#### [Records shown]
= = = =
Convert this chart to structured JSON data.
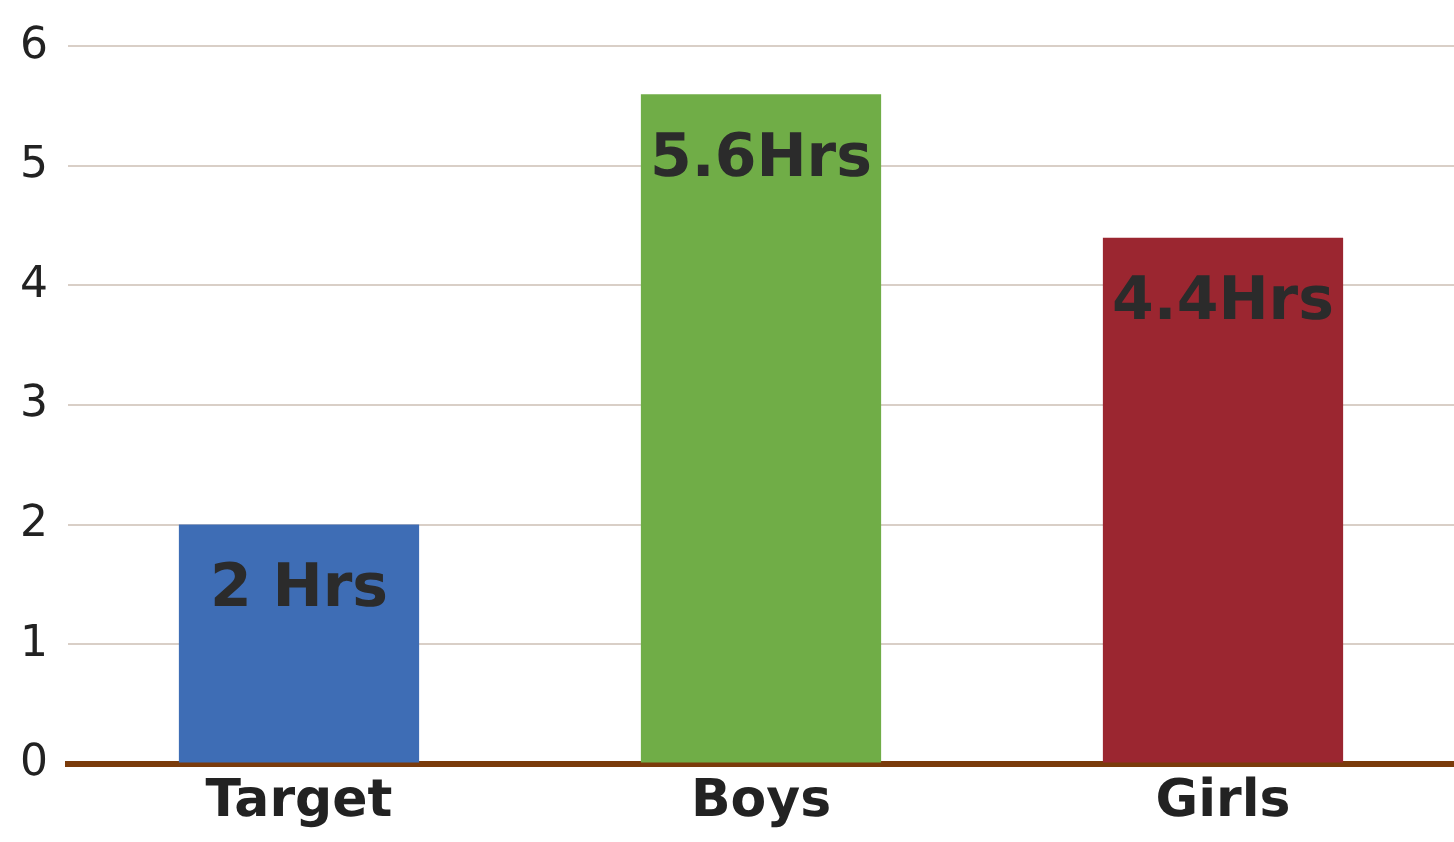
{
  "chart_data": {
    "type": "bar",
    "categories": [
      "Target",
      "Boys",
      "Girls"
    ],
    "values": [
      2,
      5.6,
      4.4
    ],
    "colors": [
      "#3e6db5",
      "#70ad47",
      "#9b2630"
    ],
    "value_labels": [
      "2 Hrs",
      "5.6Hrs",
      "4.4Hrs"
    ],
    "ylim": [
      0,
      6
    ],
    "yticks": [
      0,
      1,
      2,
      3,
      4,
      5,
      6
    ],
    "grid": "y",
    "legend": false
  }
}
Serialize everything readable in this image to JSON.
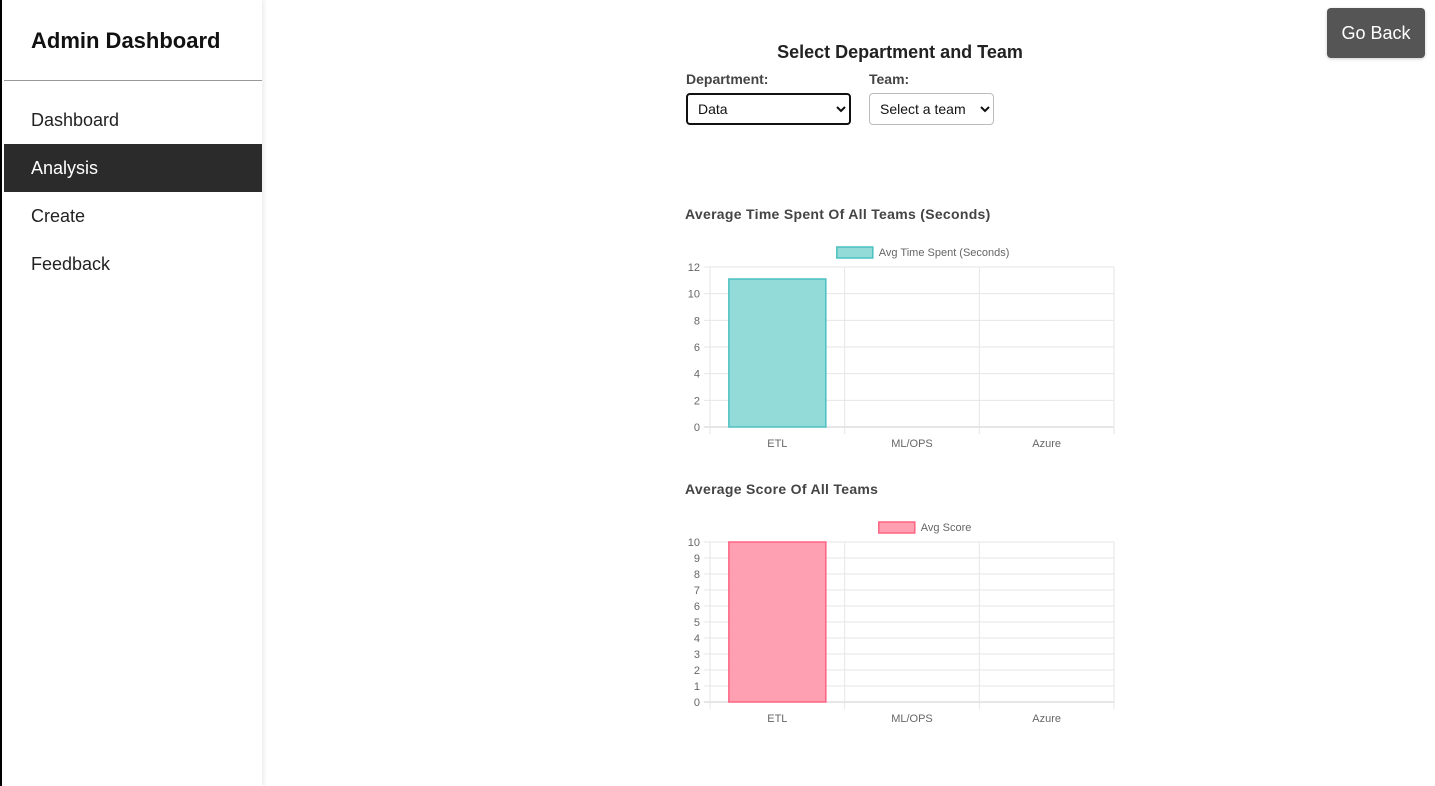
{
  "sidebar": {
    "title": "Admin Dashboard",
    "items": [
      {
        "label": "Dashboard",
        "active": false
      },
      {
        "label": "Analysis",
        "active": true
      },
      {
        "label": "Create",
        "active": false
      },
      {
        "label": "Feedback",
        "active": false
      }
    ]
  },
  "header": {
    "go_back_label": "Go Back"
  },
  "selector": {
    "title": "Select Department and Team",
    "department_label": "Department:",
    "department_value": "Data",
    "team_label": "Team:",
    "team_value": "Select a team"
  },
  "colors": {
    "sidebar_active": "#2b2b2b",
    "teal_fill": "#93dbd8",
    "teal_border": "#4bc0c0",
    "pink_fill": "#ff9fb2",
    "pink_border": "#ff6384"
  },
  "chart_data": [
    {
      "type": "bar",
      "title": "Average Time Spent Of All Teams (Seconds)",
      "categories": [
        "ETL",
        "ML/OPS",
        "Azure"
      ],
      "series": [
        {
          "name": "Avg Time Spent (Seconds)",
          "values": [
            11.1,
            0,
            0
          ]
        }
      ],
      "ylim": [
        0,
        12
      ],
      "yticks": [
        0,
        2,
        4,
        6,
        8,
        10,
        12
      ],
      "grid": true,
      "legend": "top"
    },
    {
      "type": "bar",
      "title": "Average Score Of All Teams",
      "categories": [
        "ETL",
        "ML/OPS",
        "Azure"
      ],
      "series": [
        {
          "name": "Avg Score",
          "values": [
            10,
            0,
            0
          ]
        }
      ],
      "ylim": [
        0,
        10
      ],
      "yticks": [
        0,
        1,
        2,
        3,
        4,
        5,
        6,
        7,
        8,
        9,
        10
      ],
      "grid": true,
      "legend": "top"
    }
  ]
}
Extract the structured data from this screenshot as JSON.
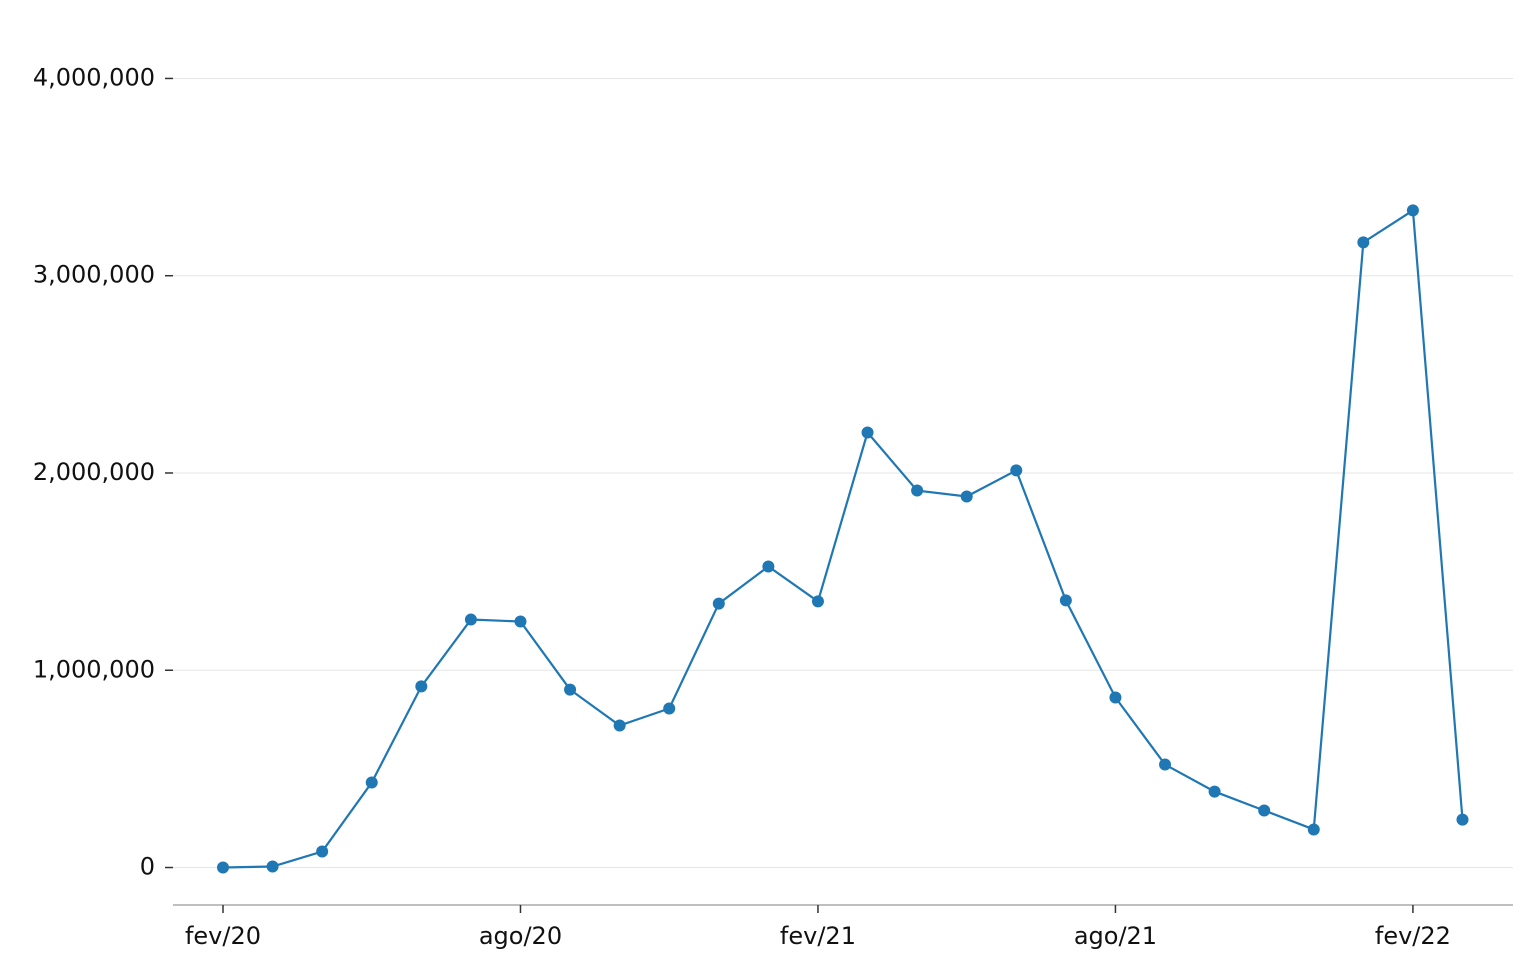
{
  "chart_data": {
    "type": "line",
    "categories": [
      "fev/20",
      null,
      null,
      null,
      null,
      null,
      "ago/20",
      null,
      null,
      null,
      null,
      null,
      "fev/21",
      null,
      null,
      null,
      null,
      null,
      "ago/21",
      null,
      null,
      null,
      null,
      null,
      "fev/22",
      null
    ],
    "series": [
      {
        "color": "#1f77b4",
        "values": [
          0,
          5000,
          81000,
          431000,
          918000,
          1257000,
          1247000,
          902000,
          720000,
          806000,
          1338000,
          1526000,
          1349000,
          2205000,
          1911000,
          1881000,
          2013000,
          1354000,
          862000,
          522000,
          385000,
          289000,
          193000,
          3169000,
          3331000,
          243000
        ]
      }
    ],
    "ylim": [
      -190000,
      4200000
    ],
    "yticks": [
      0,
      {
        "value": 1000000,
        "label": "1,000,000"
      },
      {
        "value": 2000000,
        "label": "2,000,000"
      },
      {
        "value": 3000000,
        "label": "3,000,000"
      },
      {
        "value": 4000000,
        "label": "4,000,000"
      }
    ],
    "grid": true
  }
}
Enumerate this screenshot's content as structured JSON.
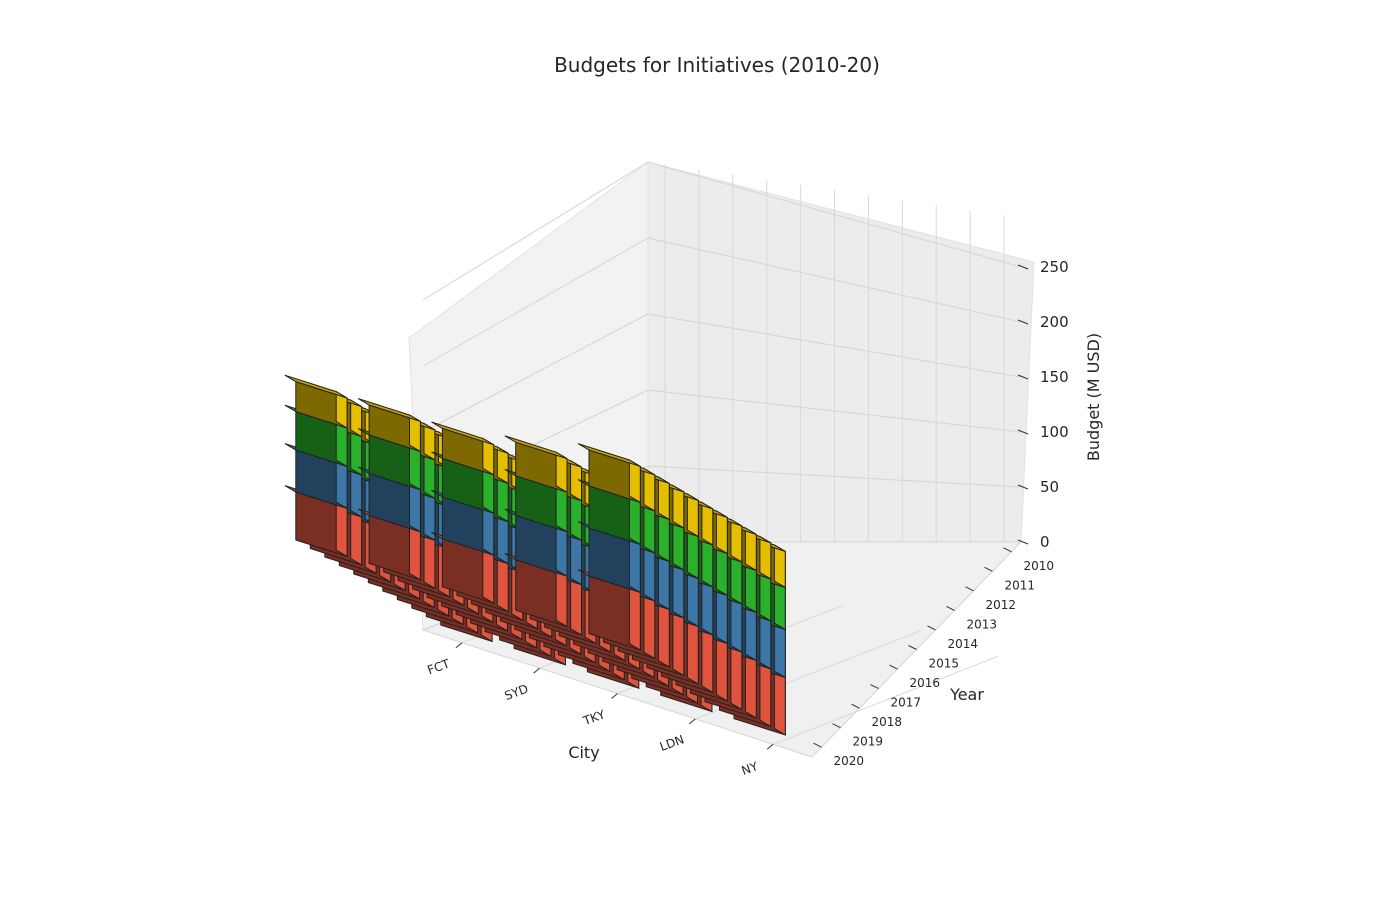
{
  "chart_data": {
    "type": "bar",
    "subtype": "3d-stacked-bar",
    "title": "Budgets for Initiatives (2010-20)",
    "xlabel": "City",
    "ylabel": "Year",
    "zlabel": "Budget (M USD)",
    "cities": [
      "FCT",
      "SYD",
      "TKY",
      "LDN",
      "NY"
    ],
    "years": [
      "2010",
      "2011",
      "2012",
      "2013",
      "2014",
      "2015",
      "2016",
      "2017",
      "2018",
      "2019",
      "2020"
    ],
    "zticks": [
      "0",
      "50",
      "100",
      "150",
      "200",
      "250"
    ],
    "zlim": [
      0,
      260
    ],
    "grid": true,
    "series_colors": [
      "#e0533d",
      "#3d77a8",
      "#2ab02a",
      "#e5be00"
    ],
    "stack_segments_per_city": [
      [
        40,
        35,
        32,
        25
      ],
      [
        40,
        35,
        32,
        25
      ],
      [
        40,
        35,
        32,
        25
      ],
      [
        42,
        37,
        33,
        28
      ],
      [
        48,
        40,
        35,
        30
      ]
    ]
  }
}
= = = =
#### [Short exercise]
Copy out every line of the data that includes the word "Time".

#### [Solution]
      "title": "Average Time Spent Of All Teams (Seconds)",
          "name": "Avg Time Spent (Seconds)",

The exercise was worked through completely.